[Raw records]

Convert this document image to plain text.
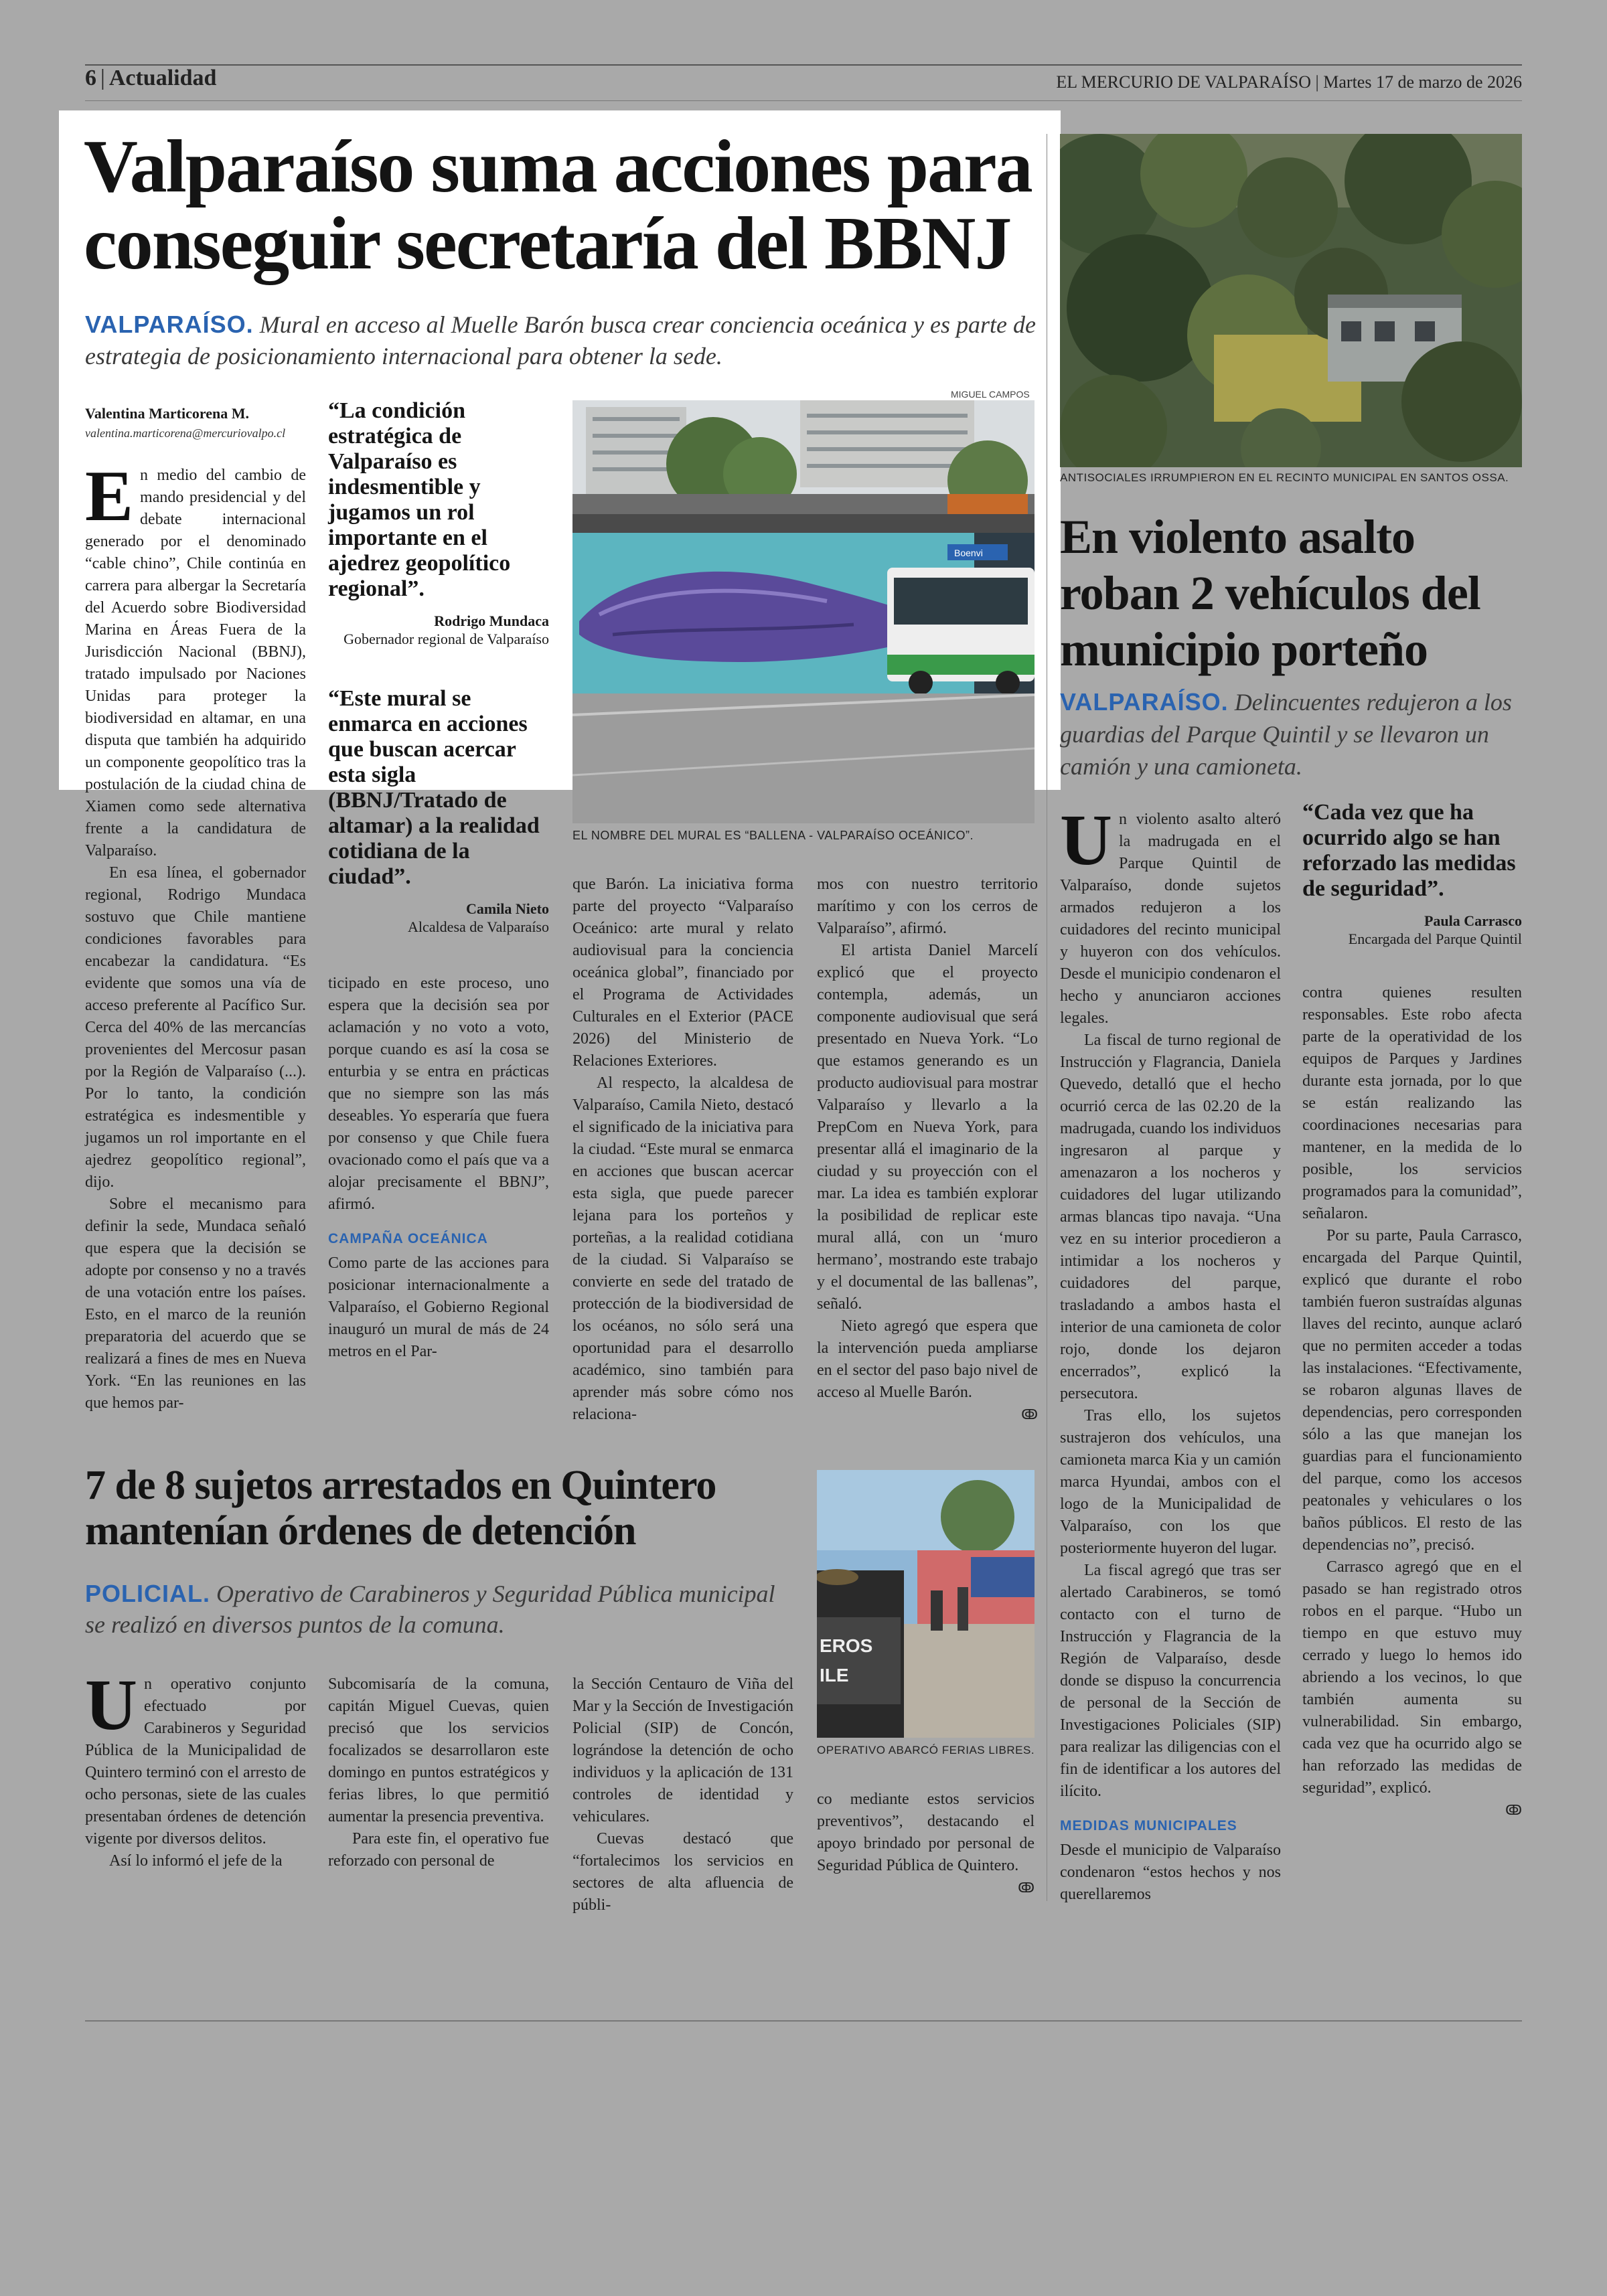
6 | Actualidad	EL MERCURIO DE VALPARAÍSO | Martes 17 de marzo de 2026
Valparaíso suma acciones para
conseguir secretaría del BBNJ
VALPARAÍSO. Mural en acceso al Muelle Barón busca crear conciencia oceánica y es parte de estrategia de posicionamiento internacional para obtener la sede.
Valentina Marticorena M.
valentina.marticorena@mercuriovalpo.cl
E n medio del cambio de mando presidencial y del debate internacional generado por el denominado “cable chino”, Chile continúa en carrera para albergar la Secretaría del Acuerdo sobre Biodiversidad Marina en Áreas Fuera de la Jurisdicción Nacional (BBNJ), tratado impulsado por Naciones Unidas para proteger la biodiversidad en altamar, en una disputa que también ha adquirido un componente geopolítico tras la postulación de la ciudad china de Xiamen como sede alternativa frente a la candidatura de Valparaíso.

En esa línea, el gobernador regional, Rodrigo Mundaca sostuvo que Chile mantiene condiciones favorables para encabezar la candidatura. “Es evidente que somos una vía de acceso preferente al Pacífico Sur. Cerca del 40% de las mercancías provenientes del Mercosur pasan por la Región de Valparaíso (...). Por lo tanto, la condición estratégica es indesmentible y jugamos un rol importante en el ajedrez geopolítico regional”, dijo.

Sobre el mecanismo para definir la sede, Mundaca señaló que espera que la decisión se adopte por consenso y no a través de una votación entre los países. Esto, en el marco de la reunión preparatoria del acuerdo que se realizará a fines de mes en Nueva York. “En las reuniones en las que hemos par-

“La condición estratégica de Valparaíso es indesmentible y jugamos un rol importante en el ajedrez geopolítico regional”.
Rodrigo Mundaca
Gobernador regional de Valparaíso
“Este mural se enmarca en acciones que buscan acercar esta sigla (BBNJ/Tratado de altamar) a la realidad cotidiana de la ciudad”.
Camila Nieto
Alcaldesa de Valparaíso

ticipado en este proceso, uno espera que la decisión sea por aclamación y no voto a voto, porque cuando es así la cosa se enturbia y se entra en prácticas que no siempre son las más deseables. Yo esperaría que fuera por consenso y que Chile fuera ovacionado como el país que va a alojar precisamente el BBNJ”, afirmó.

CAMPAÑA OCEÁNICA

Como parte de las acciones para posicionar internacionalmente a Valparaíso, el Gobierno Regional inauguró un mural de más de 24 metros en el Par-

MIGUEL CAMPOS
Boenvi
EL NOMBRE DEL MURAL ES “BALLENA - VALPARAÍSO OCEÁNICO”.

que Barón. La iniciativa forma parte del proyecto “Valparaíso Oceánico: arte mural y relato audiovisual para la conciencia oceánica global”, financiado por el Programa de Actividades Culturales en el Exterior (PACE 2026) del Ministerio de Relaciones Exteriores.

Al respecto, la alcaldesa de Valparaíso, Camila Nieto, destacó el significado de la iniciativa para la ciudad. “Este mural se enmarca en acciones que buscan acercar esta sigla, que puede parecer lejana para los porteños y porteñas, a la realidad cotidiana de la ciudad. Si Valparaíso se convierte en sede del tratado de protección de la biodiversidad de los océanos, no sólo será una oportunidad para el desarrollo académico, sino también para aprender más sobre cómo nos relaciona-

mos con nuestro territorio marítimo y con los cerros de Valparaíso”, afirmó.

El artista Daniel Marcelí explicó que el proyecto contempla, además, un componente audiovisual que será presentado en Nueva York. “Lo que estamos generando es un producto audiovisual para mostrar Valparaíso y llevarlo a la PrepCom en Nueva York, para presentar allá el imaginario de la ciudad y su proyección con el mar. La idea es también explorar la posibilidad de replicar este mural allá, con un ‘muro hermano’, mostrando este trabajo y el documental de las ballenas”, señaló.

Nieto agregó que espera que la intervención pueda ampliarse en el sector del paso bajo nivel de acceso al Muelle Barón.

ↂ
ANTISOCIALES IRRUMPIERON EN EL RECINTO MUNICIPAL EN SANTOS OSSA.
En violento asalto
roban 2 vehículos del
municipio porteño
VALPARAÍSO. Delincuentes redujeron a los guardias del Parque Quintil y se llevaron un camión y una camioneta.
U n violento asalto alteró la madrugada en el Parque Quintil de Valparaíso, donde sujetos armados redujeron a los cuidadores del recinto municipal y huyeron con dos vehículos. Desde el municipio condenaron el hecho y anunciaron acciones legales.

La fiscal de turno regional de Instrucción y Flagrancia, Daniela Quevedo, detalló que el hecho ocurrió cerca de las 02.20 de la madrugada, cuando los individuos ingresaron al parque y amenazaron a los nocheros y cuidadores del lugar utilizando armas blancas tipo navaja. “Una vez en su interior procedieron a intimidar a los nocheros y cuidadores del parque, trasladando a ambos hasta el interior de una camioneta de color rojo, donde los dejaron encerrados”, explicó la persecutora.

Tras ello, los sujetos sustrajeron dos vehículos, una camioneta marca Kia y un camión marca Hyundai, ambos con el logo de la Municipalidad de Valparaíso, con los que posteriormente huyeron del lugar.

La fiscal agregó que tras ser alertado Carabineros, se tomó contacto con el turno de Instrucción y Flagrancia de la Región de Valparaíso, desde donde se dispuso la concurrencia de personal de la Sección de Investigaciones Policiales (SIP) para realizar las diligencias con el fin de identificar a los autores del ilícito.

MEDIDAS MUNICIPALES

Desde el municipio de Valparaíso condenaron “estos hechos y nos querellaremos

“Cada vez que ha ocurrido algo se han reforzado las medidas de seguridad”.
Paula Carrasco
Encargada del Parque Quintil

contra quienes resulten responsables. Este robo afecta parte de la operatividad de los equipos de Parques y Jardines durante esta jornada, por lo que se están realizando las coordinaciones necesarias para mantener, en la medida de lo posible, los servicios programados para la comunidad”, señalaron.

Por su parte, Paula Carrasco, encargada del Parque Quintil, explicó que durante el robo también fueron sustraídas algunas llaves del recinto, aunque aclaró que no permiten acceder a todas las instalaciones. “Efectivamente, se robaron algunas llaves de dependencias, pero corresponden sólo a las que manejan los guardias para el funcionamiento del parque, como los accesos peatonales y vehiculares o los baños públicos. El resto de las dependencias no”, precisó.

Carrasco agregó que en el pasado se han registrado otros robos en el parque. “Hubo un tiempo en que estuvo muy cerrado y luego lo hemos ido abriendo a los vecinos, lo que también aumenta su vulnerabilidad. Sin embargo, cada vez que ha ocurrido algo se han reforzado las medidas de seguridad”, explicó.

ↂ
7 de 8 sujetos arrestados en Quintero
mantenían órdenes de detención
POLICIAL. Operativo de Carabineros y Seguridad Pública municipal se realizó en diversos puntos de la comuna.
EROS
ILE
OPERATIVO ABARCÓ FERIAS LIBRES.
U n operativo conjunto efectuado por Carabineros y Seguridad Pública de la Municipalidad de Quintero terminó con el arresto de ocho personas, siete de las cuales presentaban órdenes de detención vigente por diversos delitos.

Así lo informó el jefe de la

Subcomisaría de la comuna, capitán Miguel Cuevas, quien precisó que los servicios focalizados se desarrollaron este domingo en puntos estratégicos y ferias libres, lo que permitió aumentar la presencia preventiva.

Para este fin, el operativo fue reforzado con personal de

la Sección Centauro de Viña del Mar y la Sección de Investigación Policial (SIP) de Concón, lográndose la detención de ocho individuos y la aplicación de 131 controles de identidad y vehiculares.

Cuevas destacó que “fortalecimos los servicios en sectores de alta afluencia de públi-

co mediante estos servicios preventivos”, destacando el apoyo brindado por personal de Seguridad Pública de Quintero.

ↂ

Aim - Say how many lines of the data hold the string "reforzado". Reply with the number alone.

Full answer - 3